## PAGE EXCERPT
Itsybitsyminion · 15/02/2023 22:20

MaverickGooseGoose · 15/02/2023 11:54

I have left DTs for 2 nights, and I love when they go to the grandparents for a sleepover if we have a night out but no way would I leave them for 7-10 nights for a holiday. They come too. And having flown long haul with them when they were 3, definitley wait until she's older!

Go to Mallorca or wherever, it will be a fab holiday and easy.

Thank you. From your experience from which age to take her on a long flight?

OP posts:
Mummyof287 · 15/02/2023 22:25

Your 'friend' is being very unreasonable- leaving a 3yo with grandparents who are that age and have mobility issues especially for that amount of time doesn't sound fair on them or your child.You"ll have plenty of time to go away when they are older! Don't let your friend get in your head and interfere with your correct instinct, that it is not a good idea to be away from your toddler for that long, that far away.She needs you close at her age.

Remaker · 15/02/2023 22:35

Basically there are parents who do this and there are parents who don’t. The ones who do will tell you all the reasons it’s so necessary for their relationship, kids get to bond with GP etc. The ones who don’t will say once you’re a family you should holiday together, it’s selfish to leave the kids behind, etc.

Neither is right they are just doing what feels right to them. I have zero interest in holidaying away from my kids and I enjoy holidays with them. DH and I have been away for 1 night a couple of times. And we had a weekend away when kids were about 10 & 11 and they stayed with their aunt and uncle and cousins who are a similar age and had a great time. But a 10 day holiday abroad? No I wouldn’t do it. Others would and that’s up to them.

Abraxan · 16/02/2023 09:17

Itsybitsyminion · 15/02/2023 22:13

Thank you. Menorca this year. What age, from your experience, you think she can handle a long flight?

## LIST OF TASKS
1. Shorten the paragraph in the forum thread that begins "Basically there are parents who do this," keeping its main points.
2. In the forum thread, about how old were Remaker's kids when Remaker and DH had a weekend away?
The material after this point is separate from the forum thread.

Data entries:

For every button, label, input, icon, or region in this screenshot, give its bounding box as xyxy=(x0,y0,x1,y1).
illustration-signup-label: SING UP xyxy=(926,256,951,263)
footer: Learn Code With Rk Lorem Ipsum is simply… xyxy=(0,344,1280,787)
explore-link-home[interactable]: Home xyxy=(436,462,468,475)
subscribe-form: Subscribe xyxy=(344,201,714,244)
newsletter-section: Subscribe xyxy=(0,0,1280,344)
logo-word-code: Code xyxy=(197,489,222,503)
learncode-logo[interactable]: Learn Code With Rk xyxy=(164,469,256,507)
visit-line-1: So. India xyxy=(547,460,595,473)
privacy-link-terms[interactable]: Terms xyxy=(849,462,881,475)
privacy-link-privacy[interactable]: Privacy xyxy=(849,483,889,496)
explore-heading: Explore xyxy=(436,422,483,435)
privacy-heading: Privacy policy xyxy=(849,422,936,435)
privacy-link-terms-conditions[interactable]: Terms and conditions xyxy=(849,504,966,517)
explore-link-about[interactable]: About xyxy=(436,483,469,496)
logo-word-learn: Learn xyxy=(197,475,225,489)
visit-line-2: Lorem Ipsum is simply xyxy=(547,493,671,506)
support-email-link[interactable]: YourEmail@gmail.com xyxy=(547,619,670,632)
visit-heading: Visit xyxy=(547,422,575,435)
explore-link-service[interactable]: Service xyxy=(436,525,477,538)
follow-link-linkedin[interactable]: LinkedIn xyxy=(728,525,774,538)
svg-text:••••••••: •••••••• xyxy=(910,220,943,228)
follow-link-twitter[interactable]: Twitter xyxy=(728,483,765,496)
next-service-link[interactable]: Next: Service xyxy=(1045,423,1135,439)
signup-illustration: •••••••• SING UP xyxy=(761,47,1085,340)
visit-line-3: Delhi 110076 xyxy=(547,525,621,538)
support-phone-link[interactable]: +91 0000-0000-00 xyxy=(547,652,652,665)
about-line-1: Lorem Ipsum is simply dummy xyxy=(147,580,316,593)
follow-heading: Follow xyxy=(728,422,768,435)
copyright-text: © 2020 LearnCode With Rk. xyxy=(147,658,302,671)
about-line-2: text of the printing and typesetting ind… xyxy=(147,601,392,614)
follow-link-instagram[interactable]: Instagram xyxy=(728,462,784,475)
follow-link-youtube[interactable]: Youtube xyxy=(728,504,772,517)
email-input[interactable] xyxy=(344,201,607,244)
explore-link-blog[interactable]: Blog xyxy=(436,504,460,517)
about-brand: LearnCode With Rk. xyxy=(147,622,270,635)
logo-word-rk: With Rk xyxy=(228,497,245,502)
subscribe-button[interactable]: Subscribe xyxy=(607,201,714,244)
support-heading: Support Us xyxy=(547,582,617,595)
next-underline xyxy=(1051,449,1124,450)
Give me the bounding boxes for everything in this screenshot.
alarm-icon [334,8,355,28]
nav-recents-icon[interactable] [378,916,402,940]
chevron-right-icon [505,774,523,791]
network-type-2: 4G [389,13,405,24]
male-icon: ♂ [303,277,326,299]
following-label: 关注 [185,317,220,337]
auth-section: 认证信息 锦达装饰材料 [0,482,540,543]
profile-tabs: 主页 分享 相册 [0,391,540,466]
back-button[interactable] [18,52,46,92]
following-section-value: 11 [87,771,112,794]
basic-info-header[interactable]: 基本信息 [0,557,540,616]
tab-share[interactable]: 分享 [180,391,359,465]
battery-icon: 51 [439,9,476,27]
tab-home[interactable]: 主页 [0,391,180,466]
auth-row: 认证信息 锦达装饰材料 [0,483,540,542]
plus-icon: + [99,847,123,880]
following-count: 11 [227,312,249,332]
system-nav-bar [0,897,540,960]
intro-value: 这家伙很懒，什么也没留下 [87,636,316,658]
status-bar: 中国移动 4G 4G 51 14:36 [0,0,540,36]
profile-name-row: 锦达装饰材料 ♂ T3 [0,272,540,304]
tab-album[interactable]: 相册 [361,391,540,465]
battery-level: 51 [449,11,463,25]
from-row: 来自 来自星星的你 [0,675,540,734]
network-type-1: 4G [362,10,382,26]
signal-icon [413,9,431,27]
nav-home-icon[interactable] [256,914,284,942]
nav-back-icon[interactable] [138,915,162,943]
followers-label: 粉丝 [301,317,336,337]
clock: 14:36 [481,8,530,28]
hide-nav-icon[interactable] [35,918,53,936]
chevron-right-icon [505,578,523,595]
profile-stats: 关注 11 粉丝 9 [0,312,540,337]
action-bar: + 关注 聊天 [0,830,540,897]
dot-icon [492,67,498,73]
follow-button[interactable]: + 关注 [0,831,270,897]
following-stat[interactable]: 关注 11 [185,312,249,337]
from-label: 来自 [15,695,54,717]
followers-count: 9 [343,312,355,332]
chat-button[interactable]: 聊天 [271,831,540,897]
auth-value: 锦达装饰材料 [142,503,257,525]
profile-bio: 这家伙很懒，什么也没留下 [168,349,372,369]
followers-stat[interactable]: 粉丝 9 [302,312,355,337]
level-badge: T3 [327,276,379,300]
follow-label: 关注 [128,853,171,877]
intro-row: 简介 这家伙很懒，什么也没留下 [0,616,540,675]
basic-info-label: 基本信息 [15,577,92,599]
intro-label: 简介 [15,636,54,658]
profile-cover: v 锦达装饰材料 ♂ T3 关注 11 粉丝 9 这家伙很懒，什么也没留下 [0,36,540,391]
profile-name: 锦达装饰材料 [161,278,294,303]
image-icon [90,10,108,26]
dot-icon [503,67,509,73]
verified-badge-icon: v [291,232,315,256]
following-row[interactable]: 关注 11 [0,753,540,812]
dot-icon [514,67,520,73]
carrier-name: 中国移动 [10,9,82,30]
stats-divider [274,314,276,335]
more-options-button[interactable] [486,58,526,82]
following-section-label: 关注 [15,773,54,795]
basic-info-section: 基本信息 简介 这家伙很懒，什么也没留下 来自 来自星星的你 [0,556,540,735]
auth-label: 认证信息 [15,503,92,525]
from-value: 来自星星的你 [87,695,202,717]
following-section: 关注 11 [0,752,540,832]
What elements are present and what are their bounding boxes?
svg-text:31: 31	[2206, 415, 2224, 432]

## ANSWERS TO THE EXERCISES
1. Some parents go on holiday without their kids and some don't. Those who do say it's necessary for their relationship and lets the kids bond with grandparents. Those who don't say a family should holiday together and that leaving the kids behind is selfish.

2. About 10 and 11.